▶ **INPUT**

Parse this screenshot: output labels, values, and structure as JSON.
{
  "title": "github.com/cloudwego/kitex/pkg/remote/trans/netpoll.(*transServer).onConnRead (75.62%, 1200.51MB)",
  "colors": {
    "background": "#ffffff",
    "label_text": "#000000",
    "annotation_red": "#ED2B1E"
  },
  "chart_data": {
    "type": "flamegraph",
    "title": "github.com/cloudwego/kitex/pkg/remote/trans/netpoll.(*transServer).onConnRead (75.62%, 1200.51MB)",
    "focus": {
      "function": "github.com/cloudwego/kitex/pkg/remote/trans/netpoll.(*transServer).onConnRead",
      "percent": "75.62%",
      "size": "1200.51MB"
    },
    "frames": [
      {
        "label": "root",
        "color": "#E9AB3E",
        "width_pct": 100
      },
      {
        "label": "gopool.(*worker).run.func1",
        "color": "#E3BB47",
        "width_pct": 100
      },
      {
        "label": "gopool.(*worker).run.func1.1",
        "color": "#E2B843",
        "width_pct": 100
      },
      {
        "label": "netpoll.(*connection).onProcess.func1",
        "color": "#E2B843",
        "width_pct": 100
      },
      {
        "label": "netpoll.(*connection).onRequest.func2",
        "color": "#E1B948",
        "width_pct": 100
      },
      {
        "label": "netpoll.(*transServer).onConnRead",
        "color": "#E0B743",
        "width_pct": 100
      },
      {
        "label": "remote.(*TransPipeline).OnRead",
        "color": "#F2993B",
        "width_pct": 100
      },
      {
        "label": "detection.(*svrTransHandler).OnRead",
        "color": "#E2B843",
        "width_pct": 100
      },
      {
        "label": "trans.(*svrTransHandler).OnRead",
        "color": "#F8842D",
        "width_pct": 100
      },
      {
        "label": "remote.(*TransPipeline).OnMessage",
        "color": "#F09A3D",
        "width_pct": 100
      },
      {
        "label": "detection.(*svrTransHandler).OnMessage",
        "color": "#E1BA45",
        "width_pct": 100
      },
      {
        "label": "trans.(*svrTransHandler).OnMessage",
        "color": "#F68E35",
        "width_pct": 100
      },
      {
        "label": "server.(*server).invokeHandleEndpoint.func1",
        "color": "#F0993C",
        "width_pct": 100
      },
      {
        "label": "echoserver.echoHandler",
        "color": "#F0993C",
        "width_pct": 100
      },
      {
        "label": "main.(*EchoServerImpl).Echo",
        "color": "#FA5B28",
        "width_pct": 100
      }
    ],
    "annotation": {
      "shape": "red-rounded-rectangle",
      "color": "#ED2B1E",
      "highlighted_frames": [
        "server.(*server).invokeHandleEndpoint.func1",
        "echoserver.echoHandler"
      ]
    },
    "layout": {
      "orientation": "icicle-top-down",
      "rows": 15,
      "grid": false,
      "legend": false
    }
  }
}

▶ **WHAT IS REQUIRED**
In the records, locate each line holding the string "OnMessage" and copy it.

▶ **ANSWER**
        "label": "remote.(*TransPipeline).OnMessage",
        "label": "detection.(*svrTransHandler).OnMessage",
        "label": "trans.(*svrTransHandler).OnMessage",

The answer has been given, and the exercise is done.